What is expected
Put into a numbered list, with blank lines omitted, the lines in the records beginning with the line containing "row-value: 425 (237, 307, 314, 337)" and continuing through the line containing "row-value: 12 (315, 337, 392, 367)". Include only those lines.
──────── Extracted material ────────
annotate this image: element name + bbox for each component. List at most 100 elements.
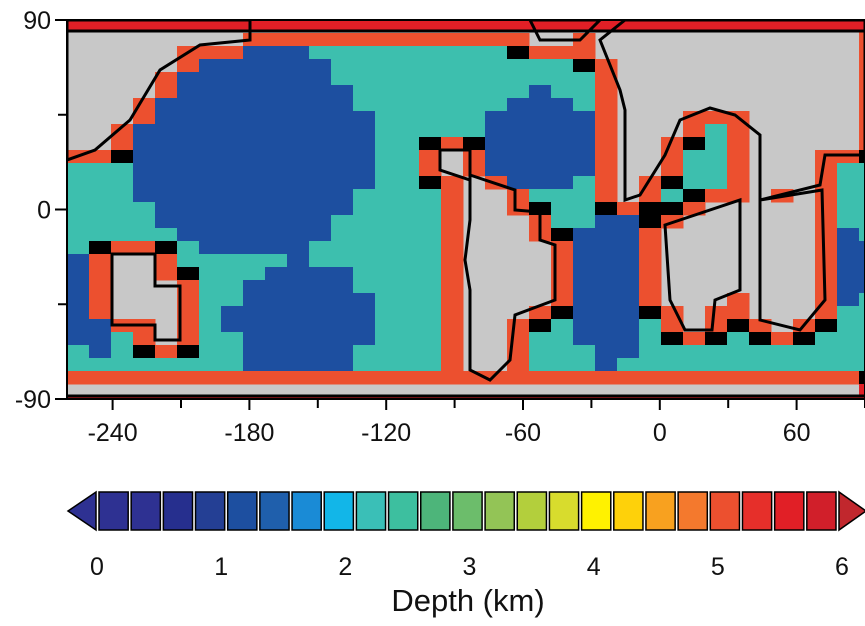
depth-cell — [331, 319, 354, 333]
depth-cell — [441, 306, 464, 320]
depth-cell — [639, 267, 662, 281]
depth-cell — [419, 280, 442, 294]
depth-cell — [375, 176, 398, 190]
depth-cell — [177, 72, 200, 86]
depth-cell — [353, 319, 376, 333]
depth-cell — [441, 371, 464, 385]
depth-cell — [683, 189, 706, 203]
depth-cell — [331, 111, 354, 125]
depth-cell — [265, 124, 288, 138]
depth-cell — [595, 280, 618, 294]
depth-cell — [199, 72, 222, 86]
depth-cell — [573, 98, 596, 112]
depth-cell — [617, 319, 640, 333]
depth-cell — [771, 371, 794, 385]
depth-cell — [837, 345, 860, 359]
depth-cell — [353, 215, 376, 229]
depth-cell — [133, 358, 156, 372]
depth-cell — [529, 319, 552, 333]
depth-cell — [221, 280, 244, 294]
depth-cell — [199, 111, 222, 125]
depth-cell — [441, 345, 464, 359]
depth-cell — [265, 306, 288, 320]
depth-cell — [243, 163, 266, 177]
depth-cell — [133, 176, 156, 190]
depth-cell — [331, 332, 354, 346]
colorbar-title: Depth (km) — [391, 583, 544, 618]
depth-cell — [331, 202, 354, 216]
colorbar-swatch — [484, 491, 516, 531]
depth-cell — [859, 163, 865, 177]
depth-cell — [353, 228, 376, 242]
depth-cell — [243, 176, 266, 190]
depth-cell — [309, 150, 332, 164]
depth-cell — [243, 228, 266, 242]
depth-cell — [331, 306, 354, 320]
depth-cell — [309, 176, 332, 190]
depth-cell — [287, 33, 310, 47]
depth-cell — [529, 189, 552, 203]
depth-cell — [507, 358, 530, 372]
depth-cell — [397, 345, 420, 359]
coastline — [438, 148, 472, 183]
depth-cell — [199, 280, 222, 294]
depth-cell — [265, 202, 288, 216]
depth-cell — [133, 202, 156, 216]
depth-cell — [639, 306, 662, 320]
depth-cell — [551, 228, 574, 242]
depth-cell — [859, 293, 865, 307]
depth-cell — [67, 176, 90, 190]
depth-cell — [507, 137, 530, 151]
depth-cell — [375, 124, 398, 138]
depth-cell — [353, 202, 376, 216]
depth-cell — [221, 137, 244, 151]
x-tick-label: 0 — [653, 419, 667, 447]
depth-cell — [793, 358, 816, 372]
depth-cell — [529, 85, 552, 99]
depth-cell — [859, 33, 865, 47]
depth-cell — [67, 163, 90, 177]
colorbar-swatch — [741, 491, 773, 531]
depth-cell — [705, 332, 728, 346]
depth-cell — [441, 176, 464, 190]
depth-cell — [397, 176, 420, 190]
depth-cell — [683, 332, 706, 346]
depth-cell — [133, 137, 156, 151]
depth-cell — [573, 345, 596, 359]
depth-cell — [375, 332, 398, 346]
coastline — [463, 172, 557, 382]
depth-cell — [199, 124, 222, 138]
depth-cell — [419, 358, 442, 372]
depth-cell — [661, 358, 684, 372]
depth-cell — [595, 254, 618, 268]
depth-cell — [837, 189, 860, 203]
depth-cell — [353, 46, 376, 60]
y-tick-label: 0 — [37, 197, 51, 225]
depth-cell — [331, 72, 354, 86]
depth-cell — [529, 163, 552, 177]
colorbar-tick-label: 2 — [338, 553, 352, 581]
depth-cell — [815, 332, 838, 346]
depth-cell — [507, 59, 530, 73]
depth-cell — [837, 163, 860, 177]
depth-cell — [89, 215, 112, 229]
depth-cell — [661, 189, 684, 203]
depth-cell — [67, 371, 90, 385]
depth-cell — [617, 293, 640, 307]
depth-cell — [265, 345, 288, 359]
depth-cell — [155, 228, 178, 242]
depth-cell — [309, 319, 332, 333]
depth-cell — [441, 111, 464, 125]
depth-cell — [309, 33, 332, 47]
depth-cell — [419, 59, 442, 73]
depth-cell — [441, 215, 464, 229]
x-tick-label: 60 — [783, 419, 811, 447]
depth-cell — [441, 59, 464, 73]
depth-cell — [727, 189, 750, 203]
depth-cell — [67, 254, 90, 268]
depth-cell — [837, 319, 860, 333]
depth-cell — [573, 280, 596, 294]
depth-cell — [837, 241, 860, 255]
depth-cell — [199, 46, 222, 60]
depth-cell — [221, 215, 244, 229]
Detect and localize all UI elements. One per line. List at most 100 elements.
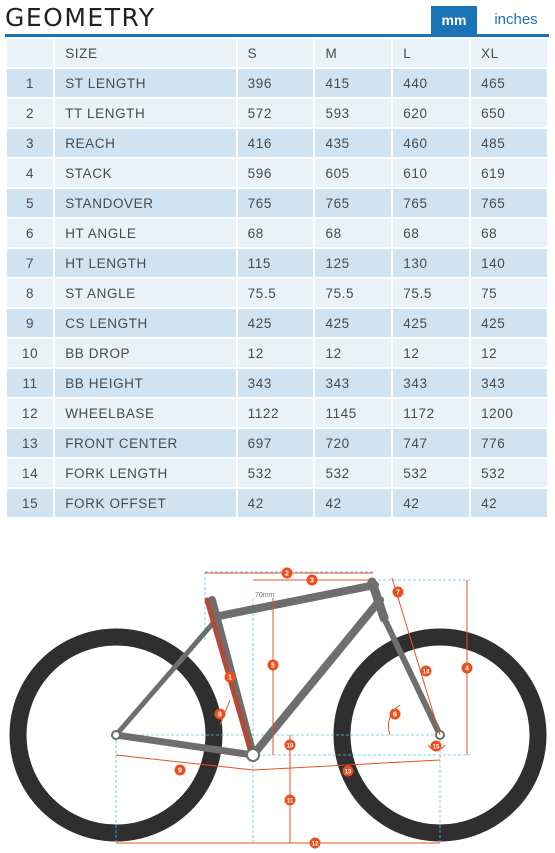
row-value: 425 (237, 307, 314, 337)
marker-circle (224, 671, 236, 683)
marker-circle (430, 740, 442, 752)
header-size-cell: SIZE (55, 37, 236, 67)
row-number: 13 (7, 427, 54, 457)
marker-circle (174, 764, 186, 776)
marker-circle (281, 567, 293, 579)
marker-circle (420, 665, 432, 677)
marker-label: 5 (271, 663, 275, 670)
saddle-offset-note: 70mm (255, 592, 275, 599)
geometry-table: SIZE S M L XL 1 ST LENGTH 396 415 440 465 2 TT LENGT… (5, 37, 549, 517)
row-value: 596 (237, 157, 314, 187)
row-label: FORK LENGTH (55, 457, 236, 487)
header-num-cell (7, 37, 54, 67)
row-value: 532 (237, 457, 314, 487)
row-value: 68 (315, 217, 392, 247)
table-row: 8 ST ANGLE 75.5 75.5 75.5 75 (7, 277, 547, 307)
row-label: STACK (55, 157, 236, 187)
header-size-xl: XL (471, 37, 547, 67)
dimension-marker-1: 1 (224, 671, 236, 683)
marker-label: 14 (423, 670, 430, 676)
marker-label: 3 (310, 578, 314, 585)
row-value: 75.5 (237, 277, 314, 307)
row-value: 75 (471, 277, 547, 307)
row-value: 425 (393, 307, 470, 337)
row-value: 440 (393, 67, 470, 97)
row-value: 12 (315, 337, 392, 367)
row-label: FORK OFFSET (55, 487, 236, 517)
row-label: HT LENGTH (55, 247, 236, 277)
bottom-bracket (246, 748, 260, 762)
row-value: 1122 (237, 397, 314, 427)
row-number: 9 (7, 307, 54, 337)
row-value: 12 (237, 337, 314, 367)
dimension-lines (115, 572, 468, 844)
row-label: TT LENGTH (55, 97, 236, 127)
marker-label: 2 (285, 571, 289, 578)
header-size-l: L (393, 37, 470, 67)
row-value: 460 (393, 127, 470, 157)
row-value: 465 (471, 67, 547, 97)
row-label: BB DROP (55, 337, 236, 367)
marker-label: 11 (287, 799, 294, 805)
row-number: 10 (7, 337, 54, 367)
row-value: 343 (471, 367, 547, 397)
row-number: 11 (7, 367, 54, 397)
row-value: 1172 (393, 397, 470, 427)
marker-circle (309, 837, 321, 849)
row-value: 532 (315, 457, 392, 487)
row-value: 720 (315, 427, 392, 457)
row-value: 42 (315, 487, 392, 517)
header-size-m: M (315, 37, 392, 67)
row-value: 68 (393, 217, 470, 247)
row-label: REACH (55, 127, 236, 157)
row-number: 3 (7, 127, 54, 157)
row-value: 425 (315, 307, 392, 337)
row-value: 12 (471, 337, 547, 367)
row-value: 435 (315, 127, 392, 157)
row-value: 593 (315, 97, 392, 127)
page-title: GEOMETRY (5, 3, 156, 32)
row-number: 1 (7, 67, 54, 97)
row-value: 620 (393, 97, 470, 127)
row-value: 130 (393, 247, 470, 277)
geometry-header: GEOMETRY mm inches (0, 0, 555, 36)
dimension-marker-8: 8 (214, 708, 226, 720)
row-value: 42 (471, 487, 547, 517)
row-value: 697 (237, 427, 314, 457)
row-value: 485 (471, 127, 547, 157)
table-row: 1 ST LENGTH 396 415 440 465 (7, 67, 547, 97)
marker-label: 6 (393, 712, 397, 719)
row-value: 343 (393, 367, 470, 397)
row-label: CS LENGTH (55, 307, 236, 337)
unit-mm-button[interactable]: mm (431, 6, 477, 34)
row-value: 140 (471, 247, 547, 277)
row-value: 650 (471, 97, 547, 127)
row-number: 6 (7, 217, 54, 247)
unit-inches-button[interactable]: inches (494, 11, 538, 28)
marker-circle (306, 574, 318, 586)
table-row: 15 FORK OFFSET 42 42 42 42 (7, 487, 547, 517)
row-value: 532 (393, 457, 470, 487)
row-value: 125 (315, 247, 392, 277)
row-number: 14 (7, 457, 54, 487)
row-value: 415 (315, 67, 392, 97)
marker-label: 12 (312, 842, 319, 848)
row-label: BB HEIGHT (55, 367, 236, 397)
table-row: 13 FRONT CENTER 697 720 747 776 (7, 427, 547, 457)
row-value: 605 (315, 157, 392, 187)
marker-label: 13 (345, 770, 352, 776)
row-value: 68 (471, 217, 547, 247)
row-value: 115 (237, 247, 314, 277)
row-number: 2 (7, 97, 54, 127)
dimension-marker-15: 15 (430, 740, 442, 752)
row-label: ST LENGTH (55, 67, 236, 97)
row-label: WHEELBASE (55, 397, 236, 427)
table-row: 10 BB DROP 12 12 12 12 (7, 337, 547, 367)
row-number: 15 (7, 487, 54, 517)
marker-circle (284, 739, 296, 751)
marker-circle (389, 708, 401, 720)
row-value: 343 (237, 367, 314, 397)
row-number: 4 (7, 157, 54, 187)
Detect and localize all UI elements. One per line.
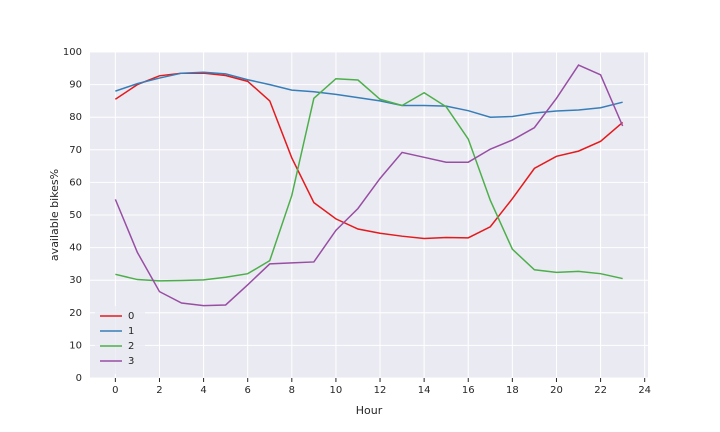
x-tick-label: 0 [112, 385, 118, 396]
y-tick-label: 20 [69, 308, 82, 319]
line [114, 64, 624, 307]
y-tick-label: 0 [76, 373, 82, 384]
x-tick-label: 4 [200, 385, 206, 396]
legend-label: 3 [128, 356, 134, 367]
y-tick-label: 40 [69, 243, 82, 254]
line [115, 71, 623, 118]
line [115, 77, 623, 282]
legend-label: 0 [128, 311, 134, 322]
legend-label: 1 [128, 326, 134, 337]
y-tick-label: 60 [69, 177, 82, 188]
y-axis-label: available bikes% [48, 169, 61, 261]
x-axis-label: Hour [356, 404, 383, 417]
x-tick-label: 12 [374, 385, 387, 396]
y-tick-label: 50 [69, 210, 82, 221]
x-tick-label: 18 [506, 385, 519, 396]
x-tick-label: 10 [330, 385, 343, 396]
y-tick-label: 80 [69, 112, 82, 123]
legend-box [95, 306, 145, 374]
x-tick-label: 6 [245, 385, 251, 396]
x-tick-label: 24 [638, 385, 651, 396]
x-tick-label: 2 [156, 385, 162, 396]
y-tick-label: 90 [69, 80, 82, 91]
y-tick-label: 100 [63, 47, 82, 58]
x-tick-label: 20 [550, 385, 563, 396]
y-tick-label: 30 [69, 275, 82, 286]
y-tick-label: 10 [69, 340, 82, 351]
legend-label: 2 [128, 341, 134, 352]
x-tick-label: 16 [462, 385, 475, 396]
y-tick-label: 70 [69, 145, 82, 156]
x-tick-label: 14 [418, 385, 431, 396]
x-tick-label: 22 [594, 385, 607, 396]
x-tick-label: 8 [289, 385, 295, 396]
line [114, 72, 624, 240]
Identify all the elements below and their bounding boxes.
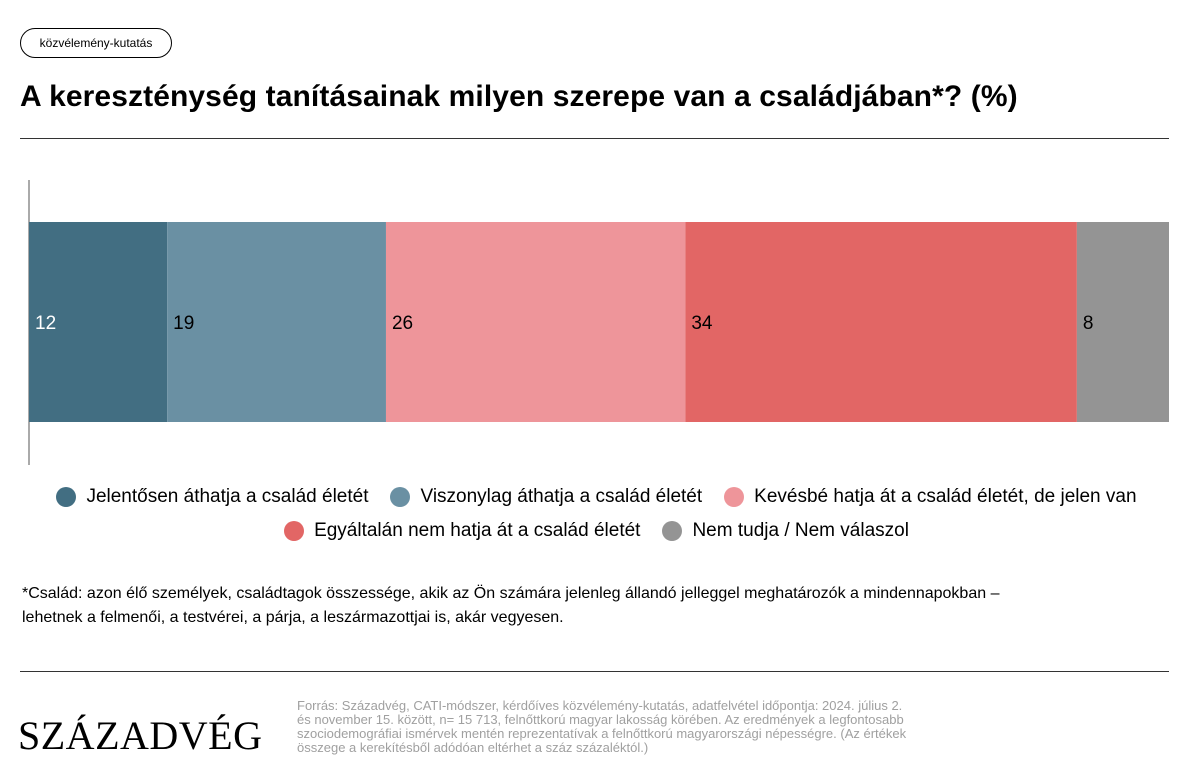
data-label-5: 8 bbox=[1083, 313, 1094, 334]
footnote: *Család: azon élő személyek, családtagok… bbox=[22, 582, 1102, 630]
category-tag[interactable]: közvélemény-kutatás bbox=[20, 28, 172, 58]
legend-label-2: Viszonylag áthatja a család életét bbox=[420, 486, 703, 507]
chart-title: A kereszténység tanításainak milyen szer… bbox=[20, 80, 1018, 113]
data-label-3: 26 bbox=[392, 313, 413, 334]
legend-label-5: Nem tudja / Nem válaszol bbox=[692, 520, 909, 541]
source-line-3: szociodemográfiai ismérvek mentén reprez… bbox=[297, 726, 907, 741]
bar-segment-5 bbox=[1076, 222, 1169, 422]
legend-swatch-4 bbox=[284, 521, 305, 541]
data-label-2: 19 bbox=[173, 313, 194, 334]
legend-item-5: Nem tudja / Nem válaszol bbox=[662, 520, 909, 542]
legend-swatch-3 bbox=[724, 487, 745, 507]
legend-label-1: Jelentősen áthatja a család életét bbox=[86, 486, 369, 507]
source-line-2: és november 15. között, n= 15 713, felnő… bbox=[297, 712, 904, 727]
legend-item-4: Egyáltalán nem hatja át a család életét bbox=[284, 520, 640, 542]
data-label-1: 12 bbox=[35, 313, 56, 334]
legend-item-1: Jelentősen áthatja a család életét bbox=[56, 486, 368, 508]
source-note: Forrás: Századvég, CATI-módszer, kérdőív… bbox=[297, 699, 987, 755]
source-line-4: összege a kerekítésből adódóan eltérhet … bbox=[297, 740, 649, 755]
legend-row-2: Egyáltalán nem hatja át a család életét N… bbox=[0, 520, 1193, 542]
legend-row-1: Jelentősen áthatja a család életét Viszon… bbox=[0, 486, 1193, 508]
legend-swatch-2 bbox=[390, 487, 411, 507]
legend-swatch-1 bbox=[56, 487, 77, 507]
szazadveg-logo[interactable]: SZÁZADVÉG bbox=[18, 713, 263, 758]
footnote-line-2: lehetnek a felmenői, a testvérei, a párj… bbox=[22, 609, 564, 626]
bar-segment-2 bbox=[167, 222, 386, 422]
data-label-4: 34 bbox=[691, 313, 713, 334]
legend-swatch-5 bbox=[662, 521, 683, 541]
stacked-bar-chart: 12 19 26 34 8 bbox=[28, 180, 1169, 465]
legend-label-4: Egyáltalán nem hatja át a család életét bbox=[314, 520, 641, 541]
bar-segment-4 bbox=[685, 222, 1077, 422]
legend-item-3: Kevésbé hatja át a család életét, de jel… bbox=[724, 486, 1137, 508]
legend-label-3: Kevésbé hatja át a család életét, de jel… bbox=[754, 486, 1137, 507]
bottom-divider bbox=[20, 671, 1169, 672]
legend-item-2: Viszonylag áthatja a család életét bbox=[390, 486, 702, 508]
bar-segment-3 bbox=[385, 222, 686, 422]
top-divider bbox=[20, 138, 1169, 139]
source-line-1: Forrás: Századvég, CATI-módszer, kérdőív… bbox=[297, 698, 903, 713]
footnote-line-1: *Család: azon élő személyek, családtagok… bbox=[22, 585, 1000, 602]
bar-segment-1 bbox=[29, 222, 168, 422]
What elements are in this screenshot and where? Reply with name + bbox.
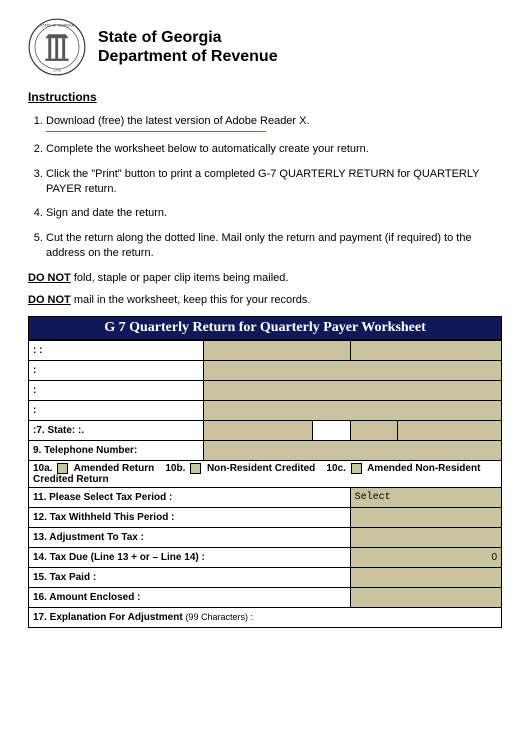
────────
Solution to the exercise
1. row-value: 425 (237, 307, 314, 337)
2. marker-circle (224, 671, 236, 683)
3. marker-circle (430, 740, 442, 752)
4. header-size-cell: SIZE (55, 37, 236, 67)
5. row-number: 13 (7, 427, 54, 457)
6. marker-circle (174, 764, 186, 776)
7. marker-circle (281, 567, 293, 579)
8. marker-circle (420, 665, 432, 677)
9. marker-label: 5 (271, 663, 275, 670)
10. saddle-offset-note: 70mm (255, 592, 275, 599)
11. geometry-table: SIZE S M L XL 1 ST LENGTH 396 415 440 465 2 TT LENGT… (5, 37, 549, 517)
12. row-value: 596 (237, 157, 314, 187)
13. row-label: FORK LENGTH (55, 457, 236, 487)
14. header-num-cell (7, 37, 54, 67)
15. row-value: 532 (237, 457, 314, 487)
16. row-value: 68 (315, 217, 392, 247)
17. table-row: 8 ST ANGLE 75.5 75.5 75.5 75 (7, 277, 547, 307)
18. row-label: STACK (55, 157, 236, 187)
19. header-size-xl: XL (471, 37, 547, 67)
20. dimension-marker-1: 1 (224, 671, 236, 683)
21. marker-label: 14 (423, 670, 430, 676)
22. marker-label: 3 (310, 578, 314, 585)
23. row-value: 75.5 (237, 277, 314, 307)
24. row-value: 75 (471, 277, 547, 307)
25. row-value: 425 (393, 307, 470, 337)
26. row-value: 440 (393, 67, 470, 97)
27. row-value: 12 (315, 337, 392, 367)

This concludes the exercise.